__Exercise materials__.
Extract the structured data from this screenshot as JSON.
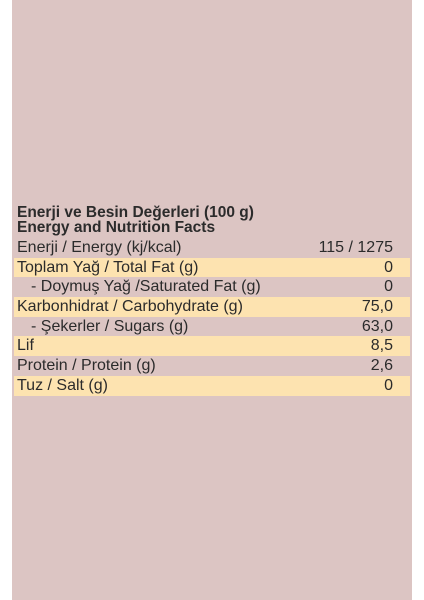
{
  "header": {
    "line1": "Enerji ve Besin Değerleri (100 g)",
    "line2": "Energy and Nutrition Facts"
  },
  "rows": [
    {
      "label": "Enerji / Energy (kj/kcal)",
      "value": "115 / 1275",
      "shaded": false,
      "indent": false
    },
    {
      "label": "Toplam Yağ / Total Fat (g)",
      "value": "0",
      "shaded": true,
      "indent": false
    },
    {
      "label": "- Doymuş Yağ /Saturated Fat (g)",
      "value": "0",
      "shaded": false,
      "indent": true
    },
    {
      "label": "Karbonhidrat / Carbohydrate (g)",
      "value": "75,0",
      "shaded": true,
      "indent": false
    },
    {
      "label": "- Şekerler / Sugars (g)",
      "value": "63,0",
      "shaded": false,
      "indent": true
    },
    {
      "label": "Lif",
      "value": "8,5",
      "shaded": true,
      "indent": false
    },
    {
      "label": "Protein / Protein (g)",
      "value": "2,6",
      "shaded": false,
      "indent": false
    },
    {
      "label": "Tuz / Salt (g)",
      "value": "0",
      "shaded": true,
      "indent": false
    }
  ],
  "colors": {
    "panel_background": "#dcc5c3",
    "row_highlight": "#fde3b0",
    "text": "#2b2b2b"
  }
}
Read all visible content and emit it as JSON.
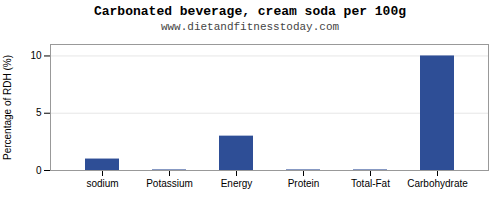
{
  "chart_data": {
    "type": "bar",
    "title": "Carbonated beverage, cream soda per 100g",
    "subtitle": "www.dietandfitnesstoday.com",
    "categories": [
      "sodium",
      "Potassium",
      "Energy",
      "Protein",
      "Total-Fat",
      "Carbohydrate"
    ],
    "values": [
      1.0,
      0.05,
      3.0,
      0.05,
      0.05,
      10.0
    ],
    "color": "#2e4e96",
    "ylabel": "Percentage of RDH (%)",
    "ylim": [
      0,
      11
    ],
    "yticks": [
      0,
      5,
      10
    ],
    "grid": true
  }
}
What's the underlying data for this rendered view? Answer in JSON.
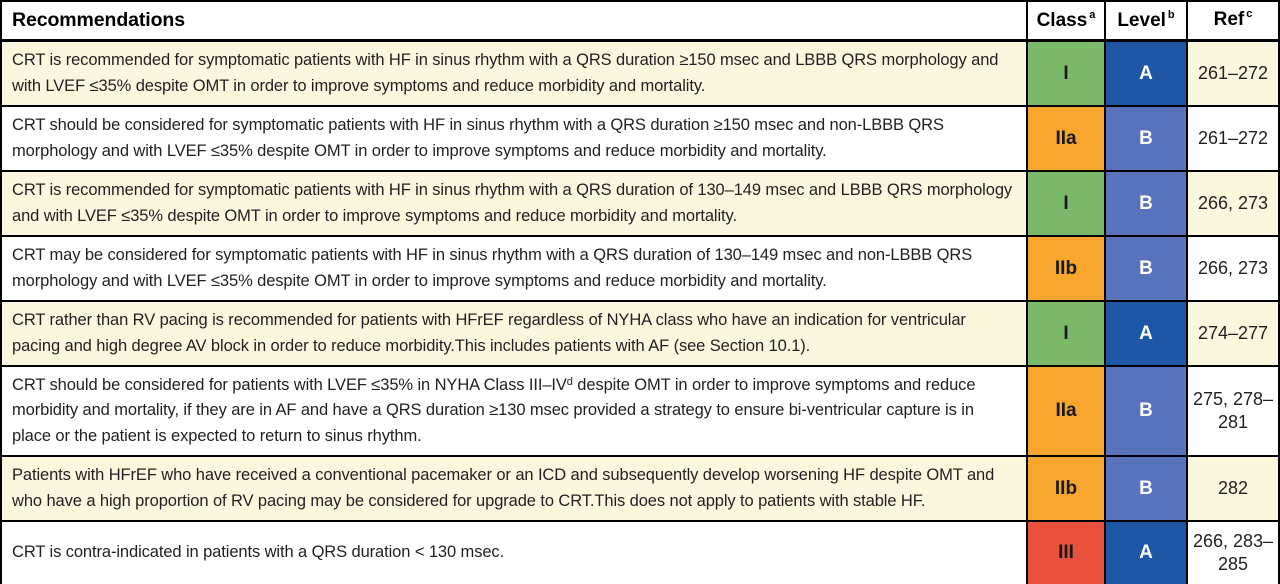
{
  "colors": {
    "cream": "#fbf6de",
    "white": "#ffffff",
    "green": "#7bb869",
    "orange": "#f6a62c",
    "red": "#e8513b",
    "blue_dark": "#1d57a6",
    "blue_mid": "#5872bb",
    "border": "#000000",
    "text": "#231f20"
  },
  "table": {
    "header": {
      "recommendations": "Recommendations",
      "class_label": "Class",
      "class_sup": "a",
      "level_label": "Level",
      "level_sup": "b",
      "ref_label": "Ref",
      "ref_sup": "c"
    },
    "rows": [
      {
        "text": "CRT is recommended for symptomatic patients with HF in sinus rhythm with a QRS duration ≥150 msec and LBBB QRS morphology and with LVEF ≤35% despite OMT in order to improve symptoms and reduce morbidity and mortality.",
        "sup": "",
        "text_after": "",
        "class": "I",
        "level": "A",
        "ref": "261–272",
        "bg": "cream",
        "class_color": "green",
        "level_color": "blue_dark"
      },
      {
        "text": "CRT should be considered for symptomatic patients with HF in sinus rhythm with a QRS duration ≥150 msec and non-LBBB QRS morphology and with LVEF ≤35% despite OMT in order to improve symptoms and reduce morbidity and mortality.",
        "sup": "",
        "text_after": "",
        "class": "IIa",
        "level": "B",
        "ref": "261–272",
        "bg": "white",
        "class_color": "orange",
        "level_color": "blue_mid"
      },
      {
        "text": "CRT is recommended for symptomatic patients with HF in sinus rhythm with a QRS duration of 130–149 msec and LBBB QRS morphology and with LVEF ≤35% despite OMT in order to improve symptoms and reduce morbidity and mortality.",
        "sup": "",
        "text_after": "",
        "class": "I",
        "level": "B",
        "ref": "266, 273",
        "bg": "cream",
        "class_color": "green",
        "level_color": "blue_mid"
      },
      {
        "text": "CRT may be considered for symptomatic patients with HF in sinus rhythm with a QRS duration of 130–149 msec and non-LBBB QRS morphology and with LVEF ≤35% despite OMT in order to improve symptoms and reduce morbidity and mortality.",
        "sup": "",
        "text_after": "",
        "class": "IIb",
        "level": "B",
        "ref": "266, 273",
        "bg": "white",
        "class_color": "orange",
        "level_color": "blue_mid"
      },
      {
        "text": "CRT rather than RV pacing is recommended for patients with HFrEF regardless of NYHA class who have an indication for ventricular pacing and high degree AV block in order to reduce morbidity.This includes patients with AF (see Section 10.1).",
        "sup": "",
        "text_after": "",
        "class": "I",
        "level": "A",
        "ref": "274–277",
        "bg": "cream",
        "class_color": "green",
        "level_color": "blue_dark"
      },
      {
        "text": "CRT should be considered for patients with LVEF ≤35% in NYHA Class III–IV",
        "sup": "d",
        "text_after": " despite OMT in order to improve symptoms and reduce morbidity and mortality, if they are in AF and have a QRS duration ≥130 msec provided a strategy to ensure bi-ventricular capture is in place or the patient is expected to return to sinus rhythm.",
        "class": "IIa",
        "level": "B",
        "ref": "275, 278–281",
        "bg": "white",
        "class_color": "orange",
        "level_color": "blue_mid"
      },
      {
        "text": "Patients with HFrEF who have received a conventional pacemaker or an ICD and subsequently develop worsening HF despite OMT and who have a high proportion of RV pacing may be considered for upgrade to CRT.This does not apply to patients with stable HF.",
        "sup": "",
        "text_after": "",
        "class": "IIb",
        "level": "B",
        "ref": "282",
        "bg": "cream",
        "class_color": "orange",
        "level_color": "blue_mid"
      },
      {
        "text": "CRT is contra-indicated in patients with a QRS duration < 130 msec.",
        "sup": "",
        "text_after": "",
        "class": "III",
        "level": "A",
        "ref": "266, 283–285",
        "bg": "white",
        "class_color": "red",
        "level_color": "blue_dark"
      }
    ]
  }
}
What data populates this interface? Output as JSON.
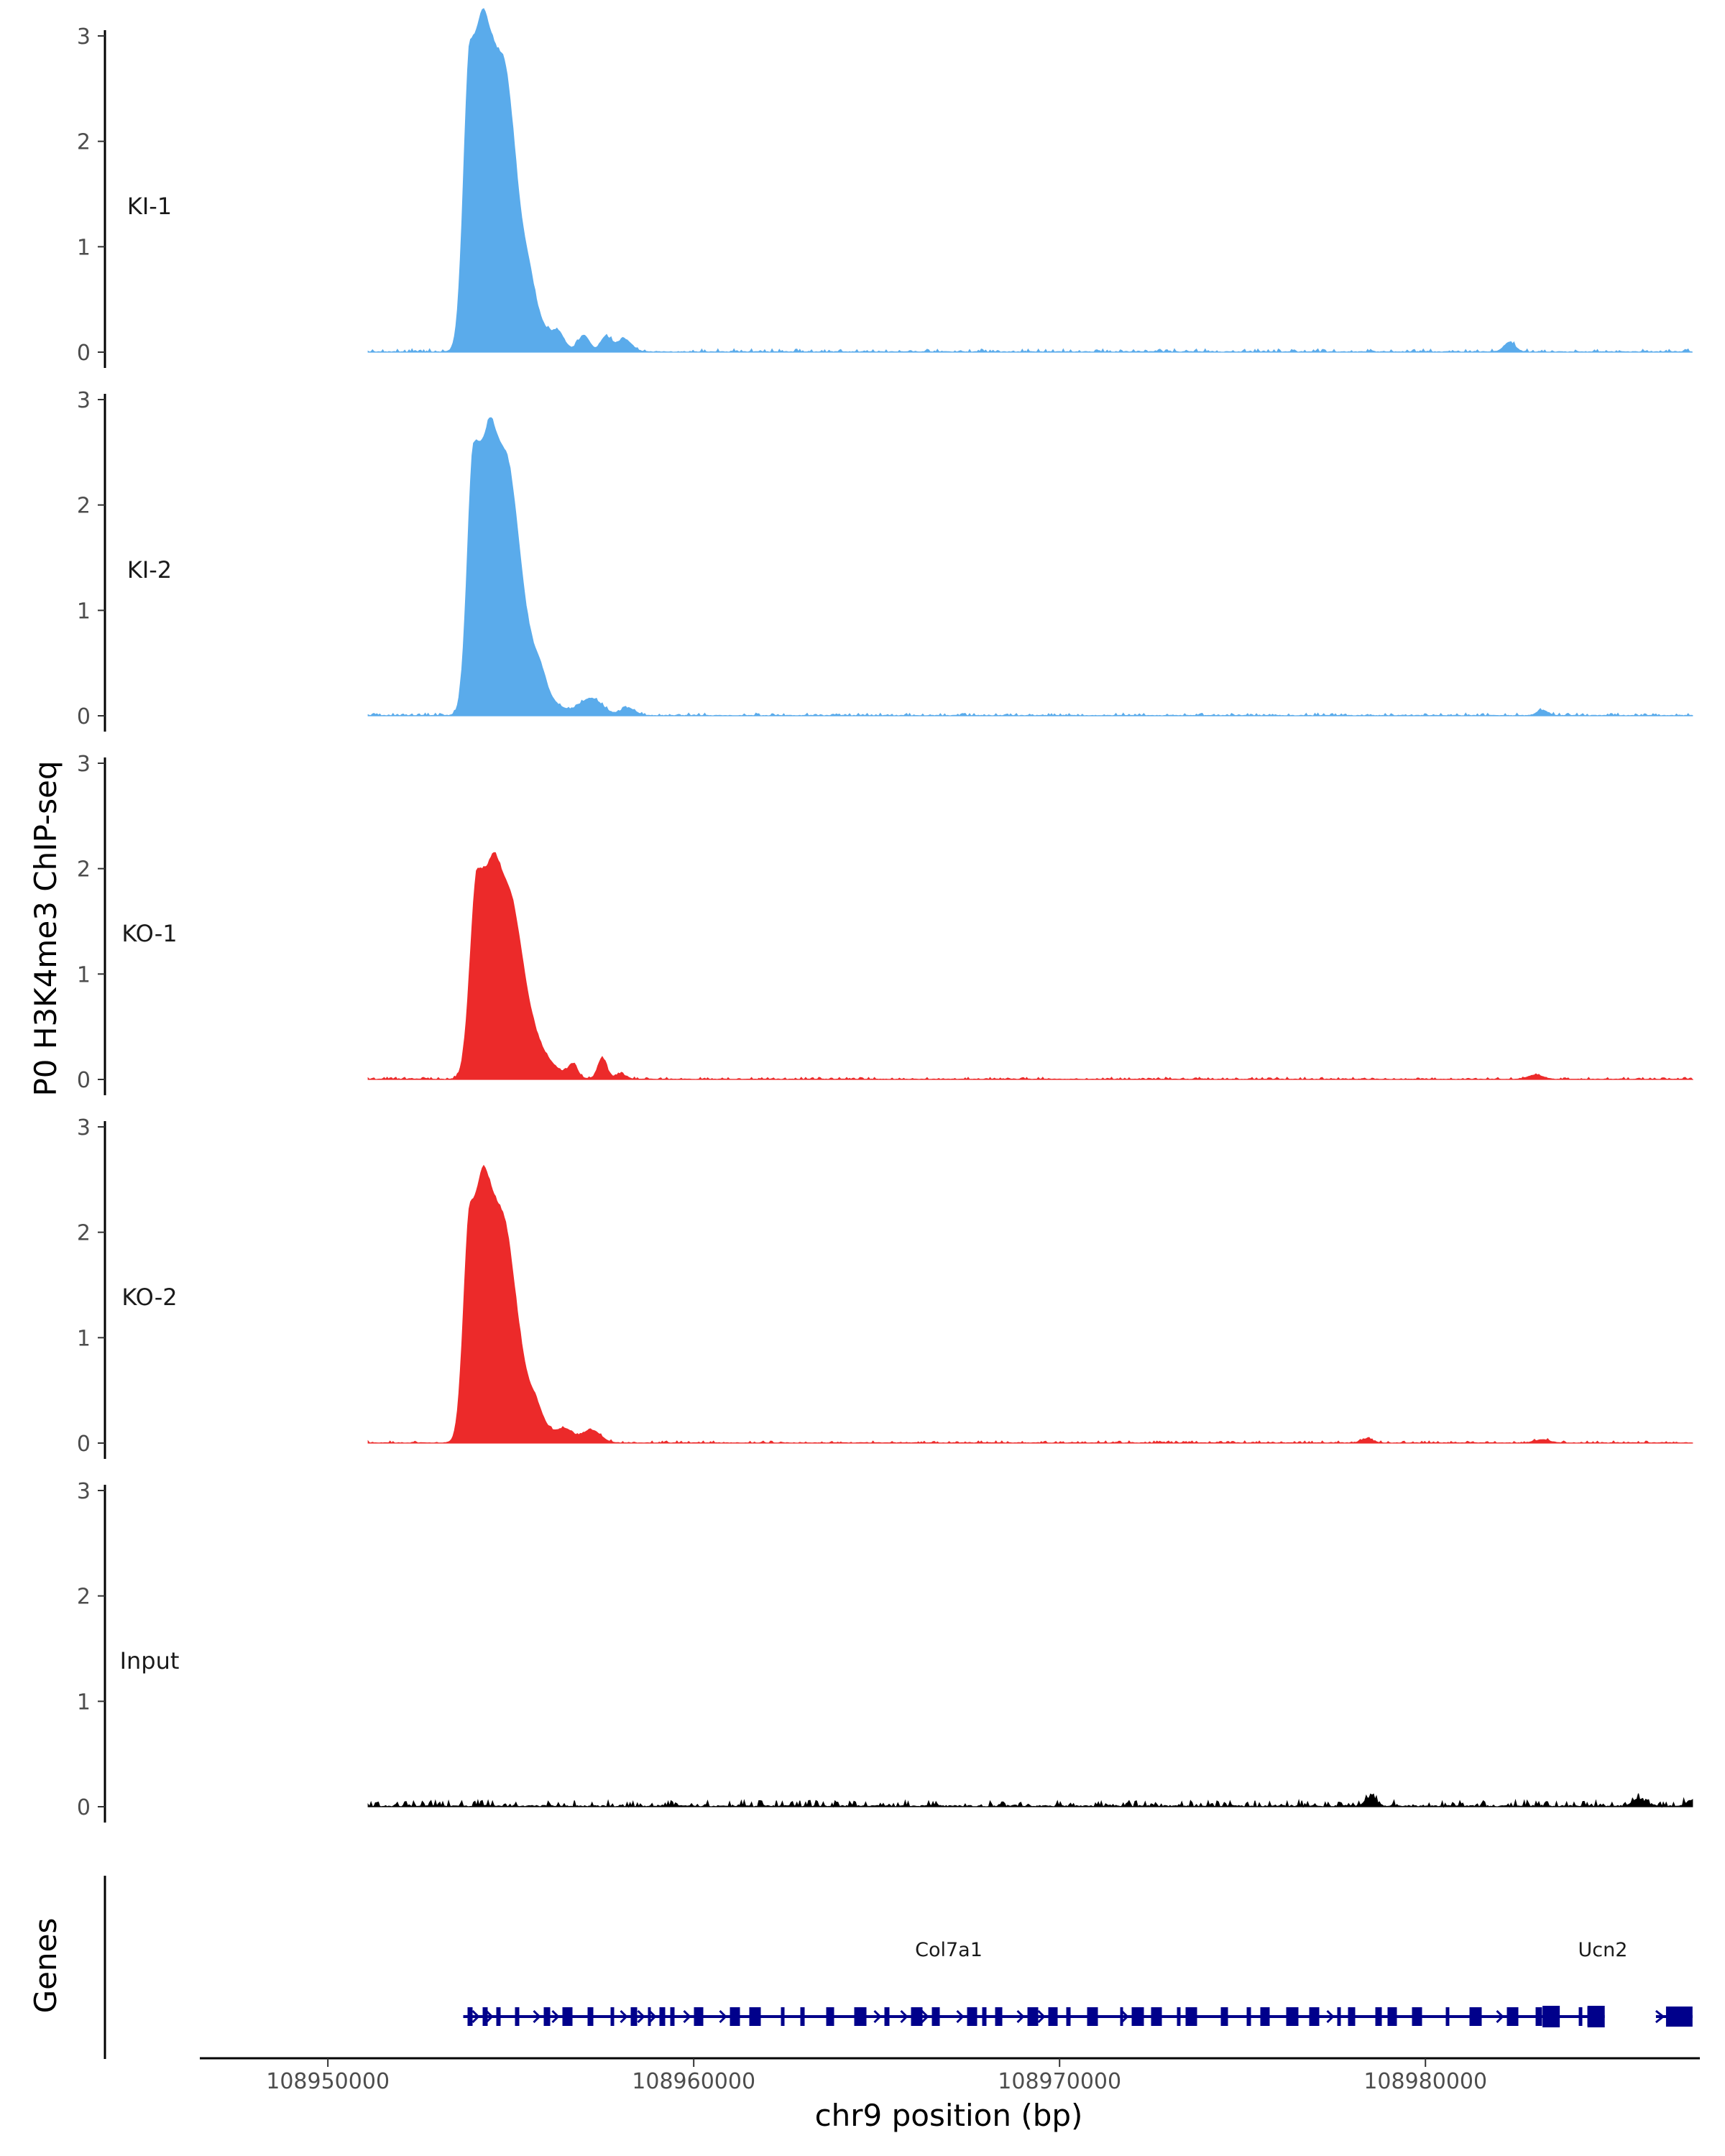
{
  "chart_data": {
    "type": "area",
    "ylabel": "P0 H3K4me3 ChIP-seq",
    "xlabel": "chr9 position (bp)",
    "xlim": [
      108946500,
      108987500
    ],
    "ylim": [
      0,
      3
    ],
    "yticks": [
      0,
      1,
      2,
      3
    ],
    "xticks": [
      108950000,
      108960000,
      108970000,
      108980000
    ],
    "xtick_labels": [
      "108950000",
      "108960000",
      "108970000",
      "108980000"
    ],
    "genes_track_label": "Genes",
    "colors": {
      "KI": "#5aabeb",
      "KO": "#ec2a2a",
      "Input": "#000000",
      "genes": "#00008b",
      "axis": "#000000"
    },
    "series": [
      {
        "name": "KI-1",
        "color": "#5aabeb",
        "peaks": [
          [
            108953900,
            2.95,
            180,
            900
          ],
          [
            108954300,
            0.55,
            150,
            600
          ],
          [
            108954900,
            0.7,
            200,
            250
          ],
          [
            108955500,
            0.15,
            150,
            150
          ],
          [
            108956300,
            0.12,
            150,
            150
          ],
          [
            108957000,
            0.15,
            150,
            150
          ],
          [
            108957600,
            0.14,
            150,
            150
          ],
          [
            108958100,
            0.12,
            200,
            200
          ],
          [
            108982300,
            0.09,
            150,
            150
          ]
        ],
        "noise_seed": 11,
        "noise_amp": 0.03
      },
      {
        "name": "KI-2",
        "color": "#5aabeb",
        "peaks": [
          [
            108954000,
            2.6,
            180,
            900
          ],
          [
            108954500,
            0.55,
            150,
            600
          ],
          [
            108955000,
            0.5,
            200,
            250
          ],
          [
            108955800,
            0.12,
            150,
            150
          ],
          [
            108957200,
            0.16,
            300,
            300
          ],
          [
            108958200,
            0.07,
            200,
            200
          ],
          [
            108983200,
            0.05,
            150,
            150
          ]
        ],
        "noise_seed": 23,
        "noise_amp": 0.025
      },
      {
        "name": "KO-1",
        "color": "#ec2a2a",
        "peaks": [
          [
            108954100,
            2.0,
            200,
            900
          ],
          [
            108954600,
            0.4,
            150,
            500
          ],
          [
            108955100,
            0.3,
            200,
            250
          ],
          [
            108956700,
            0.12,
            120,
            120
          ],
          [
            108957500,
            0.2,
            120,
            120
          ],
          [
            108958000,
            0.05,
            150,
            150
          ],
          [
            108983000,
            0.04,
            200,
            200
          ]
        ],
        "noise_seed": 37,
        "noise_amp": 0.02
      },
      {
        "name": "KO-2",
        "color": "#ec2a2a",
        "peaks": [
          [
            108953900,
            2.27,
            180,
            900
          ],
          [
            108954300,
            0.55,
            150,
            600
          ],
          [
            108954900,
            0.45,
            200,
            250
          ],
          [
            108955700,
            0.08,
            150,
            150
          ],
          [
            108956500,
            0.1,
            200,
            200
          ],
          [
            108957200,
            0.12,
            250,
            250
          ],
          [
            108978400,
            0.04,
            150,
            150
          ],
          [
            108983200,
            0.03,
            200,
            200
          ]
        ],
        "noise_seed": 51,
        "noise_amp": 0.02
      },
      {
        "name": "Input",
        "color": "#000000",
        "peaks": [
          [
            108978500,
            0.08,
            150,
            150
          ],
          [
            108985800,
            0.07,
            150,
            150
          ],
          [
            108987300,
            0.06,
            150,
            150
          ]
        ],
        "noise_seed": 67,
        "noise_amp": 0.06
      }
    ],
    "genes": [
      {
        "name": "Col7a1",
        "start": 108953700,
        "end": 108984900,
        "strand": "+",
        "exon_seed": 97
      },
      {
        "name": "Ucn2",
        "start": 108986300,
        "end": 108987300,
        "strand": "+",
        "exon_seed": 5
      }
    ]
  }
}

__Activity__.
All lines containing "mortality" in the material above should appear in your reply, copied exactly.

__Response box__.
        "text": "CRT is recommended for symptomatic patients with HF in sinus rhythm with a QRS duration ≥150 msec and LBBB QRS morphology and with LVEF ≤35% despite OMT in order to improve symptoms and reduce morbidity and mortality.",
        "text": "CRT should be considered for symptomatic patients with HF in sinus rhythm with a QRS duration ≥150 msec and non-LBBB QRS morphology and with LVEF ≤35% despite OMT in order to improve symptoms and reduce morbidity and mortality.",
        "text": "CRT is recommended for symptomatic patients with HF in sinus rhythm with a QRS duration of 130–149 msec and LBBB QRS morphology and with LVEF ≤35% despite OMT in order to improve symptoms and reduce morbidity and mortality.",
        "text": "CRT may be considered for symptomatic patients with HF in sinus rhythm with a QRS duration of 130–149 msec and non-LBBB QRS morphology and with LVEF ≤35% despite OMT in order to improve symptoms and reduce morbidity and mortality.",
        "text_after": " despite OMT in order to improve symptoms and reduce morbidity and mortality, if they are in AF and have a QRS duration ≥130 msec provided a strategy to ensure bi-ventricular capture is in place or the patient is expected to return to sinus rhythm.",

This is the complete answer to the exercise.